Show every line that has the string "data" in it.

* * * * * * * * *

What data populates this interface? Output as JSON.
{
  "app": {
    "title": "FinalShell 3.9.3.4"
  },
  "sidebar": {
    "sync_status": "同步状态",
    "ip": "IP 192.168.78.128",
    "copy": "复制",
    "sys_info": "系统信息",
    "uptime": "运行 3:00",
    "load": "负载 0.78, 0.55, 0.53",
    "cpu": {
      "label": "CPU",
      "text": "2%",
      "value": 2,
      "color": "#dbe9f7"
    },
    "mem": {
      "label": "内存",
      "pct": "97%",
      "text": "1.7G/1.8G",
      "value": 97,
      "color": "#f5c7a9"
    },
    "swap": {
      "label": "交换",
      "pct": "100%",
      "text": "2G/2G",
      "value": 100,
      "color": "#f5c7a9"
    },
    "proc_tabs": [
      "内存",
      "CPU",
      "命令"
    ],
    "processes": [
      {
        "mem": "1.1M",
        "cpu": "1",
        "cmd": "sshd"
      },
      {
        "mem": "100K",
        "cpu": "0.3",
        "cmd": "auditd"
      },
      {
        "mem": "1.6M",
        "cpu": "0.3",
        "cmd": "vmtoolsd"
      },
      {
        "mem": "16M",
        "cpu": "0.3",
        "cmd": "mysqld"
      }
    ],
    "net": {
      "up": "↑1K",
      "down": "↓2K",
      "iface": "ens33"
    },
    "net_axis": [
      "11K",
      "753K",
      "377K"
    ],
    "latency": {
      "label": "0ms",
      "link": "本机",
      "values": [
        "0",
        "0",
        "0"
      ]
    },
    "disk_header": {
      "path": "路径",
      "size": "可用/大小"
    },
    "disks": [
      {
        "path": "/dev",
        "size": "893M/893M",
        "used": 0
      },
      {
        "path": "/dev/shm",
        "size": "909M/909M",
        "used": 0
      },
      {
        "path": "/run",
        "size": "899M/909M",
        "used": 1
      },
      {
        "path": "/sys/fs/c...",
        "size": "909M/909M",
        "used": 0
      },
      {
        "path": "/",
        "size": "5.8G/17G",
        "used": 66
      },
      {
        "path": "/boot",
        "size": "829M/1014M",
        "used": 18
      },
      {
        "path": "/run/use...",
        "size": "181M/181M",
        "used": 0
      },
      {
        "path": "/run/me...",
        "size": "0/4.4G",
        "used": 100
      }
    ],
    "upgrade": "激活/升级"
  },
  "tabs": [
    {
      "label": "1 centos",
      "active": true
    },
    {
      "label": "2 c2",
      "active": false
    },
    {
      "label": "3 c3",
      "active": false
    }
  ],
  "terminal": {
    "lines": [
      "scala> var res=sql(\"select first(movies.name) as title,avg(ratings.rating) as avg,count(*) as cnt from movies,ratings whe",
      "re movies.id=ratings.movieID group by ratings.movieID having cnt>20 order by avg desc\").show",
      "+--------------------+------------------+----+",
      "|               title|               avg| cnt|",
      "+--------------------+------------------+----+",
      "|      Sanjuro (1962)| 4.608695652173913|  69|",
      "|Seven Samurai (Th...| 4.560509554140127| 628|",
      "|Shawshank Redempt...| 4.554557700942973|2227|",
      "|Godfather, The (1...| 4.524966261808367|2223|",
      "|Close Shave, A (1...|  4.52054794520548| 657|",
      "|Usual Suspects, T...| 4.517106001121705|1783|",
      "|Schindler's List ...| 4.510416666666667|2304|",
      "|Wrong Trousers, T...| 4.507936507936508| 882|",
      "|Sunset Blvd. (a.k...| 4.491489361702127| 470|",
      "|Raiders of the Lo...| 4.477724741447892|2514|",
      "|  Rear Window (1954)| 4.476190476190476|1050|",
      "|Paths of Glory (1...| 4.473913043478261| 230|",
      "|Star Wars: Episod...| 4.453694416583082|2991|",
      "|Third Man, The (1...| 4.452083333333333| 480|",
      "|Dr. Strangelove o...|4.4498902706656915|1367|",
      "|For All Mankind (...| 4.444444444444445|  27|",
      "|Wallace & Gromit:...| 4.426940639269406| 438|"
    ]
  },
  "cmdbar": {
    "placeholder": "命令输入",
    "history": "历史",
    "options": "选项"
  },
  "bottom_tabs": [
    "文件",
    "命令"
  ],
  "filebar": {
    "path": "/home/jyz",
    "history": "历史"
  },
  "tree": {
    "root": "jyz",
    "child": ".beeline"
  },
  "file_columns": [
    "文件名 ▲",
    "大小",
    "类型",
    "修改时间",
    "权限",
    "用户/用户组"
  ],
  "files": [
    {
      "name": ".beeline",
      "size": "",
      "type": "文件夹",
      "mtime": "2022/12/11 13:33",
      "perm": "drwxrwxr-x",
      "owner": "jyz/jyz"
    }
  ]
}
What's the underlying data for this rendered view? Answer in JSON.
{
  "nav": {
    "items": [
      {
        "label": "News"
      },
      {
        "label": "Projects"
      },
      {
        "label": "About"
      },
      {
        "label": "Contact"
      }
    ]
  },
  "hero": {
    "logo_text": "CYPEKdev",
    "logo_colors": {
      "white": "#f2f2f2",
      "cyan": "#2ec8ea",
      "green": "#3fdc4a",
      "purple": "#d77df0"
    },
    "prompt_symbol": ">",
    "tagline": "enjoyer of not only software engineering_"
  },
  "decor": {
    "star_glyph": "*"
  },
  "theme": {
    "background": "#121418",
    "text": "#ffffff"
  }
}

* * * * * * * * *

:: Solution to the exercise ::
What data populates this interface? Output as JSON.
What's the underlying data for this rendered view? Answer in JSON.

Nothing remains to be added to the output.